- [Instructions for the task]: In the material below, find each line holding the string "text" and copy it.

- [Information shown]:
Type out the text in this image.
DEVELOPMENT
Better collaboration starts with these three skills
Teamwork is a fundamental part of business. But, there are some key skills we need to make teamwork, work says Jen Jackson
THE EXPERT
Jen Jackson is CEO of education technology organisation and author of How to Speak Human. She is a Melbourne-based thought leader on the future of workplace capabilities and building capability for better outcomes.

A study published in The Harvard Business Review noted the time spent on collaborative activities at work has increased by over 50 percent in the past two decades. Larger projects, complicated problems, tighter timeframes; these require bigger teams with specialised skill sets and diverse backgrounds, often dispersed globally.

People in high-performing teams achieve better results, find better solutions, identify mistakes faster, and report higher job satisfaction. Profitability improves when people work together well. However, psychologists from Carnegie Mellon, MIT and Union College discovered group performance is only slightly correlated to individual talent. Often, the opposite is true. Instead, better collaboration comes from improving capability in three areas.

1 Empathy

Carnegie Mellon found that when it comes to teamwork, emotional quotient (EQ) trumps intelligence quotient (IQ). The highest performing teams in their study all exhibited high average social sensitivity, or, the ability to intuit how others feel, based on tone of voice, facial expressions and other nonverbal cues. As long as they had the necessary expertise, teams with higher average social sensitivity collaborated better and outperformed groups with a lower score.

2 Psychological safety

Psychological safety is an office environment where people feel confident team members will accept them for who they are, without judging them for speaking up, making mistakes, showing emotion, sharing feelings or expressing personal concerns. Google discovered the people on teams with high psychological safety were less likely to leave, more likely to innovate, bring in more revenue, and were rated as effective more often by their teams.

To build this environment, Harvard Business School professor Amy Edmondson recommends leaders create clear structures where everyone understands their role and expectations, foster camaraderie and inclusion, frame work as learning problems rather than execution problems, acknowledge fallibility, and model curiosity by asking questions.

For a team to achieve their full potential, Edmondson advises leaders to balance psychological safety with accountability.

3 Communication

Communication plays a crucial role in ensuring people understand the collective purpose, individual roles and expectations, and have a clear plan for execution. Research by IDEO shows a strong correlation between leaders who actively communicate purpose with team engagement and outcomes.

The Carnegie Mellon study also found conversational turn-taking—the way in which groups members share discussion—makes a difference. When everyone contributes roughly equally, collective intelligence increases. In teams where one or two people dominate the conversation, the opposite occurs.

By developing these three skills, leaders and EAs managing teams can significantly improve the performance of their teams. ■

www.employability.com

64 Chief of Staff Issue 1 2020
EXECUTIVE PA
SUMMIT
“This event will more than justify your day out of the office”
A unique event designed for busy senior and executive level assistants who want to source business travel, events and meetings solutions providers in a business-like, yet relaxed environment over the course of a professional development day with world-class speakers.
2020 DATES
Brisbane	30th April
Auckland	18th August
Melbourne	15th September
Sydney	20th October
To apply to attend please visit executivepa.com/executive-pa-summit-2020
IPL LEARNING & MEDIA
...
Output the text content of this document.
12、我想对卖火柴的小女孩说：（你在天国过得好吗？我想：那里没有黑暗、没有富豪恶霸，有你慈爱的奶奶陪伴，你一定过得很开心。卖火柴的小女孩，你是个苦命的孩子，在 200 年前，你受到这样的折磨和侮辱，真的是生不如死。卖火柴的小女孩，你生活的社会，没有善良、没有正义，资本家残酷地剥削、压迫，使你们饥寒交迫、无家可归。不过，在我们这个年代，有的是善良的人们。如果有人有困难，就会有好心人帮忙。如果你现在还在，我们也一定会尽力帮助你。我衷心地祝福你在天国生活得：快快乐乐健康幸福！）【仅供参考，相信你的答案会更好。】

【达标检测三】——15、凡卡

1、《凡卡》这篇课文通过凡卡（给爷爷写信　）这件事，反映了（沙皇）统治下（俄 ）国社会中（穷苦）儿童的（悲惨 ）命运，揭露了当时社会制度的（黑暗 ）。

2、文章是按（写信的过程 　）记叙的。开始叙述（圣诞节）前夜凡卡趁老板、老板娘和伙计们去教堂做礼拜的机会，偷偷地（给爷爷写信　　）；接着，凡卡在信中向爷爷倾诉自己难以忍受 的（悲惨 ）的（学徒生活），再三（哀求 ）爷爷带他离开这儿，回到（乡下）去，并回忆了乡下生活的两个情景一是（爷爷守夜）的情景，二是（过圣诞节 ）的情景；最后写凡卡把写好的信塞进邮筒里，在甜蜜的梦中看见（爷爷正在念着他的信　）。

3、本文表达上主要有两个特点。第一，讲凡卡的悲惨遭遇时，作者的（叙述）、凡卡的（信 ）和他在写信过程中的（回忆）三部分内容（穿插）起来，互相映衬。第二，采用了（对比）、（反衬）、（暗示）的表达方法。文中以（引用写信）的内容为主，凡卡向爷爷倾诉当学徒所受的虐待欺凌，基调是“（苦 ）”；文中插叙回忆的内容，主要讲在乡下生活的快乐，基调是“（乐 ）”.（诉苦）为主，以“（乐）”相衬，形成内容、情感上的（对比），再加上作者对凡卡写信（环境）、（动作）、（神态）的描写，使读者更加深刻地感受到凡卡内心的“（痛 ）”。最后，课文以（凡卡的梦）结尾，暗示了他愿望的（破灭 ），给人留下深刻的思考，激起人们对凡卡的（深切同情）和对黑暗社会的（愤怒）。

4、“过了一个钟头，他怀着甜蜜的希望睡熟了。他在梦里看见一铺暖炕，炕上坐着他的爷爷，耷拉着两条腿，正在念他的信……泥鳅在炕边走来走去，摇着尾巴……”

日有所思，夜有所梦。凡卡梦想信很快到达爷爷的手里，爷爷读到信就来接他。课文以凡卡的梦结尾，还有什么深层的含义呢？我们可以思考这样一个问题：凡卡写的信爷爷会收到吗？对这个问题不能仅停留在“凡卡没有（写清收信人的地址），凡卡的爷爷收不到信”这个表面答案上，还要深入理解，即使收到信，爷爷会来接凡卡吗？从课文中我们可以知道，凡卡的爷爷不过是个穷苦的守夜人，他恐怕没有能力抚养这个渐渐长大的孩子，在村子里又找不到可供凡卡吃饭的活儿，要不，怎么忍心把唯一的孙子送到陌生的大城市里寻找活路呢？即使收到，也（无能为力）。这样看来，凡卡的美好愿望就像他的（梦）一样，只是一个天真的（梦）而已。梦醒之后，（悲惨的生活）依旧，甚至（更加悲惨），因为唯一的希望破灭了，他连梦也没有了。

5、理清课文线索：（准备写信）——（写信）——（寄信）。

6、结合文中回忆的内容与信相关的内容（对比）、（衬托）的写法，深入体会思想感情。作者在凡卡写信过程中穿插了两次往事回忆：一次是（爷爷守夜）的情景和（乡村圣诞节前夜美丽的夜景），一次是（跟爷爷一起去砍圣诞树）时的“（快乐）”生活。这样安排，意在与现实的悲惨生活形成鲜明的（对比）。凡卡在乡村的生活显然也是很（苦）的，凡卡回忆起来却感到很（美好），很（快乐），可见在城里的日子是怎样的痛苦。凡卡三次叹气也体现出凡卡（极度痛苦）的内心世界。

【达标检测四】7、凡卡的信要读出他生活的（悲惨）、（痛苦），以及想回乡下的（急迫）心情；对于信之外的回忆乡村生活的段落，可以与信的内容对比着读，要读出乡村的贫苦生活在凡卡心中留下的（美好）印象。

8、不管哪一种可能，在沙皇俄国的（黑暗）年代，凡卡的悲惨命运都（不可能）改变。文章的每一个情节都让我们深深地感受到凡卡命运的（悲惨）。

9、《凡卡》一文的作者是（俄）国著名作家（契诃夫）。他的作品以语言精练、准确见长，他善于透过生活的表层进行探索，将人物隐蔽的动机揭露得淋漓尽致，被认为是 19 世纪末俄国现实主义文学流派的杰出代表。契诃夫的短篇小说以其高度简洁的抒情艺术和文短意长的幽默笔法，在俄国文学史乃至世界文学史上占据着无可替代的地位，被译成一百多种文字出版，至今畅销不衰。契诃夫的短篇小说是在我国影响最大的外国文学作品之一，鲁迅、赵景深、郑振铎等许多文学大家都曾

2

- [Complete output]:
Type out the text in this image.
Output the text content of this document.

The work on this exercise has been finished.